What the exercise asks
Your task is to transcribe the data in full.

Supplied material
------------------------------------------------------------------------
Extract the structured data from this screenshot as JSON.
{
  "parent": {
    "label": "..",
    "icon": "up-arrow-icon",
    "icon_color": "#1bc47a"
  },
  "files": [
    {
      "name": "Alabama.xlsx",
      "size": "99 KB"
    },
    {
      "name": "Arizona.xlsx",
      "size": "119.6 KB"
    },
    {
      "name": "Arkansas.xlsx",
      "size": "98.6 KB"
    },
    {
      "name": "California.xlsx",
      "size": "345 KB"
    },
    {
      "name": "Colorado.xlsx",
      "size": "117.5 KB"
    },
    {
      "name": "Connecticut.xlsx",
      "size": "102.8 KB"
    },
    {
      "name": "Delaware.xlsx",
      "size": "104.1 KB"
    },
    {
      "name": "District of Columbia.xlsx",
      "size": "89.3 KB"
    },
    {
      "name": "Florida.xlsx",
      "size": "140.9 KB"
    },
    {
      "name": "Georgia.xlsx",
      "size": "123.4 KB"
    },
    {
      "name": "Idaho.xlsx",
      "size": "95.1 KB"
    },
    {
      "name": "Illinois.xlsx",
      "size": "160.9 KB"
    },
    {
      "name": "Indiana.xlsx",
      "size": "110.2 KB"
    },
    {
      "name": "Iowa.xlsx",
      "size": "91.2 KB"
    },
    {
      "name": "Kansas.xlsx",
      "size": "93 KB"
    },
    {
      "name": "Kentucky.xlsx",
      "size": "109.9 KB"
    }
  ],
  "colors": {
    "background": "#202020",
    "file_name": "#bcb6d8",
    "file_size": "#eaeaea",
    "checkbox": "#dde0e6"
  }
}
------------------------------------------------------------------------
Output for this exercise
Extract the structured data from this screenshot as JSON.
{
  "parent": {
    "label": "..",
    "icon": "up-arrow-icon",
    "icon_color": "#1bc47a"
  },
  "files": [
    {
      "name": "Alabama.xlsx",
      "size": "99 KB"
    },
    {
      "name": "Arizona.xlsx",
      "size": "119.6 KB"
    },
    {
      "name": "Arkansas.xlsx",
      "size": "98.6 KB"
    },
    {
      "name": "California.xlsx",
      "size": "345 KB"
    },
    {
      "name": "Colorado.xlsx",
      "size": "117.5 KB"
    },
    {
      "name": "Connecticut.xlsx",
      "size": "102.8 KB"
    },
    {
      "name": "Delaware.xlsx",
      "size": "104.1 KB"
    },
    {
      "name": "District of Columbia.xlsx",
      "size": "89.3 KB"
    },
    {
      "name": "Florida.xlsx",
      "size": "140.9 KB"
    },
    {
      "name": "Georgia.xlsx",
      "size": "123.4 KB"
    },
    {
      "name": "Idaho.xlsx",
      "size": "95.1 KB"
    },
    {
      "name": "Illinois.xlsx",
      "size": "160.9 KB"
    },
    {
      "name": "Indiana.xlsx",
      "size": "110.2 KB"
    },
    {
      "name": "Iowa.xlsx",
      "size": "91.2 KB"
    },
    {
      "name": "Kansas.xlsx",
      "size": "93 KB"
    },
    {
      "name": "Kentucky.xlsx",
      "size": "109.9 KB"
    }
  ],
  "colors": {
    "background": "#202020",
    "file_name": "#bcb6d8",
    "file_size": "#eaeaea",
    "checkbox": "#dde0e6"
  }
}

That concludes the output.